TASKS FOR THIS EXERCISE →
1. Return the passage of the profile of Lee Seung-chul starting at "He has never" and ending at "an Austrian orchestra.", copied word for word.
2. According to the profile of Lee Seung-chul, in what year did he first appear as lead vocalist of the underground rock group Buhwal?

EXCERPT TO READ →
---+---
[ENTERTAINMENT] For Him, Variety is Truly the Spice of LifeLee Seung-chul released his latest album, "Gobaek" ("Confessionl"), last Thursday. The enthusiasm he puts into his performances is seen by many as his forte.
In an interview with JoongAng Ilbo English Edition, the 35-year-old "emperor" showed that he has more than enough confidence to bear his regal title. But that confidence is backed up by his vocal ability and his wide repertoire, from underground rock to classical crossover.
When he made his first appearance as lead vocalist of the underground rock group Buhwal in 1985, the Korean popular music scene had little variety. Mr. Lee made a spectacular impact on this infant scene and has been a notable figure in Korean music ever since. Starting as a rocker whose spe
ciality was, well, shouting, he continued to experiment with different musical styles. In 1990, he began performing solo, softening his style of music with the smash hit song, "Last Concert." In 1991, he returned to his former genre, rock, but this time with a little twist, as punk rock.
In 1993, he dabbled in dance music influenced by hip-hop, then in jazz in 1995. From then up until recently, he indulged in ballad music. And in this latest release, he has test-driven another new genre, a Latin sound spiced with a funky rhythm. What is remarkable is that every musical trial he has made has met with success.
Mr. Lee remarked, "I intentionally avoid similar genres of music. I just don't want to be like other contemporary musicians who gradually fall behind, with their musical talent drying up by remaining in the same musical realm."
But his 16-year musical career has not been without its labors. In both 1989 and 1990, he was arrested for drug use. Later he married the TV actress Kang Mun-young, then regarded as one of the industry's most beautiful woman, only to divorce later.
He has never allowed these trials to foil his ambitions, and he is not one to hide his light under a bushel. Regarding his secret of success, he said, "I always try to give my music both popular appeal and artistic value. I think my music should sound familiar to the public, but at the same time, I try not to lose the exclusive quality only a true artist can have."
His latest release, "Confession," will be followed by another album, "Antique," in October. This time, he will try his luck in classical music, mixing pop melodies with the sounds of an Austrian orchestra.
He thinks the Korean pop music scene has developed a lot since his debut, but Mr. Lee's criticisms echo those of others. "I am concerned that in the current pop music industry there are too many wanna-be singers who just want to be stars, instead of challenging themselves to improve musically."
He is always searching for a road not taken, but he does expect some rewards for his dedication. "I hope to be remembered as Korea's Frank Sinatra, who deserves generous praise as the best musician of his time."
If, despite your best intentions, you drift toward 'wanna-be-ism,' why not shoot for the top?
---+---
(Records taken from a dataset)
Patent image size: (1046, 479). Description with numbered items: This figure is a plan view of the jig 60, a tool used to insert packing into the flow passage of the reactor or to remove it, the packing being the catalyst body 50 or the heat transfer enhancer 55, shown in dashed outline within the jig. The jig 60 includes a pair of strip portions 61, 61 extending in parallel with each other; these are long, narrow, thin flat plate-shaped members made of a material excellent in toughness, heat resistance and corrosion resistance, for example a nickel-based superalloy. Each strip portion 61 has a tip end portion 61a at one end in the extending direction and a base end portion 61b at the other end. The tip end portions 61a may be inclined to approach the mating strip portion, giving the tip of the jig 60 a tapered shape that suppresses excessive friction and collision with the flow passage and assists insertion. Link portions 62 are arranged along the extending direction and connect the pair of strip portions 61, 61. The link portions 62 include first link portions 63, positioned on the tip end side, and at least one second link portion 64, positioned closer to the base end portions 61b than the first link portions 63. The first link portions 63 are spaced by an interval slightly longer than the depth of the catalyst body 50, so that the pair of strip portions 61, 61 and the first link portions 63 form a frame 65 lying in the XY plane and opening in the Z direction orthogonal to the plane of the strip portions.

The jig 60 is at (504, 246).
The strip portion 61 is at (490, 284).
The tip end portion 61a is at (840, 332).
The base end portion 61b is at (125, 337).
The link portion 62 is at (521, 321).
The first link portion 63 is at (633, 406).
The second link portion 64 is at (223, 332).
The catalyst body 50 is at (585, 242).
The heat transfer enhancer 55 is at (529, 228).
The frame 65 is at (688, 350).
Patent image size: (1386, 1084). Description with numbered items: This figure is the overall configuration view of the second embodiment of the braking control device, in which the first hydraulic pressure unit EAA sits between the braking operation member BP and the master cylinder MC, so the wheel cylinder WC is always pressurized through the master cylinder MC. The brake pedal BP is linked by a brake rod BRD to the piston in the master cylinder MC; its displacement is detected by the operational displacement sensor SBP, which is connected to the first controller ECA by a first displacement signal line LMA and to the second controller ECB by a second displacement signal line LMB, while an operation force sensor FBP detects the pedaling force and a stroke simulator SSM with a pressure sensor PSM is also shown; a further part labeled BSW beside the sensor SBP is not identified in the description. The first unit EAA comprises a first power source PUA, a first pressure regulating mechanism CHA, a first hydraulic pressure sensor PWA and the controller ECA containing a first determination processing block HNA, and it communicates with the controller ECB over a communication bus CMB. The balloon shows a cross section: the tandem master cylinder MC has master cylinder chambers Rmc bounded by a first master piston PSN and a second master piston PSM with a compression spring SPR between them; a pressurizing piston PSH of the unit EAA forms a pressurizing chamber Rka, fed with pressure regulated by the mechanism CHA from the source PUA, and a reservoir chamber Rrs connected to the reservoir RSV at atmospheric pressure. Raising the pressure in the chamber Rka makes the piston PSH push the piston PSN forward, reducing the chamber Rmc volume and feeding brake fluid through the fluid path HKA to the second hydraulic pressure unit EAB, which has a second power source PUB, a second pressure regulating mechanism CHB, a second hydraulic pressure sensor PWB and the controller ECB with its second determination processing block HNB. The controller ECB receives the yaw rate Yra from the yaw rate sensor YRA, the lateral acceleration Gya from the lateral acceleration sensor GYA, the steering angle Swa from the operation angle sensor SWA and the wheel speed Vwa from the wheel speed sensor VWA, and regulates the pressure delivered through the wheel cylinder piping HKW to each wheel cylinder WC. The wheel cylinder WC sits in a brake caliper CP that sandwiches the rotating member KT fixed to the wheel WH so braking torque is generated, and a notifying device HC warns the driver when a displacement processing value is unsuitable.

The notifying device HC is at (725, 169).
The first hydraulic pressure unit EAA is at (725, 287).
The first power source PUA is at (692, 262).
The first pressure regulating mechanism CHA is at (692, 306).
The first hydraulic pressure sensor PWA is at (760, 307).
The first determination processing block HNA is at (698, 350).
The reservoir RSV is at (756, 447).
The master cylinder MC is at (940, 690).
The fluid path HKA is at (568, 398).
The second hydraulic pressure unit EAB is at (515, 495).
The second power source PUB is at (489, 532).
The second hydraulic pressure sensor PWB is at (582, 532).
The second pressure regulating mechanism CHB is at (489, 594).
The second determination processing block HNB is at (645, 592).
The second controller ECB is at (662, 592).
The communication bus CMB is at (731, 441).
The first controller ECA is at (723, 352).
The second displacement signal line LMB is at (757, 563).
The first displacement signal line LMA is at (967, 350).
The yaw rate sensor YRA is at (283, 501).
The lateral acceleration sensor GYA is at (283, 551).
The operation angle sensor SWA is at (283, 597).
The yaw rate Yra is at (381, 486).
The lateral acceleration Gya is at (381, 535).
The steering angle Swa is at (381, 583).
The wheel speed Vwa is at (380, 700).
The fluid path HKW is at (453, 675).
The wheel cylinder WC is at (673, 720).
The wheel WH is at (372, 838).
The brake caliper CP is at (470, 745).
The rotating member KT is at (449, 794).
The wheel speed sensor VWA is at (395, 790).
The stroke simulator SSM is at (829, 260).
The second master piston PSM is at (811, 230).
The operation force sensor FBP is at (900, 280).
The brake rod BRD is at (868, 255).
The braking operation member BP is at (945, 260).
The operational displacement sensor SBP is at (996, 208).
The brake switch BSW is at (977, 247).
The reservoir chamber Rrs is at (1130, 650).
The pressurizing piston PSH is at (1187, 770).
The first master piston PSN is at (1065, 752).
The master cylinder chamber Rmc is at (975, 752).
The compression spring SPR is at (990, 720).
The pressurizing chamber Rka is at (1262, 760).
---+---
COMPLETED EXERCISE →
1.
He has never allowed these trials to foil his ambitions, and he is not one to hide his light under a bushel. Regarding his secret of success, he said, "I always try to give my music both popular appeal and artistic value. I think my music should sound familiar to the public, but at the same time, I try not to lose the exclusive quality only a true artist can have."
His latest release, "Confession," will be followed by another album, "Antique," in October. This time, he will try his luck in classical music, mixing pop melodies with the sounds of an Austrian orchestra.

2. 1985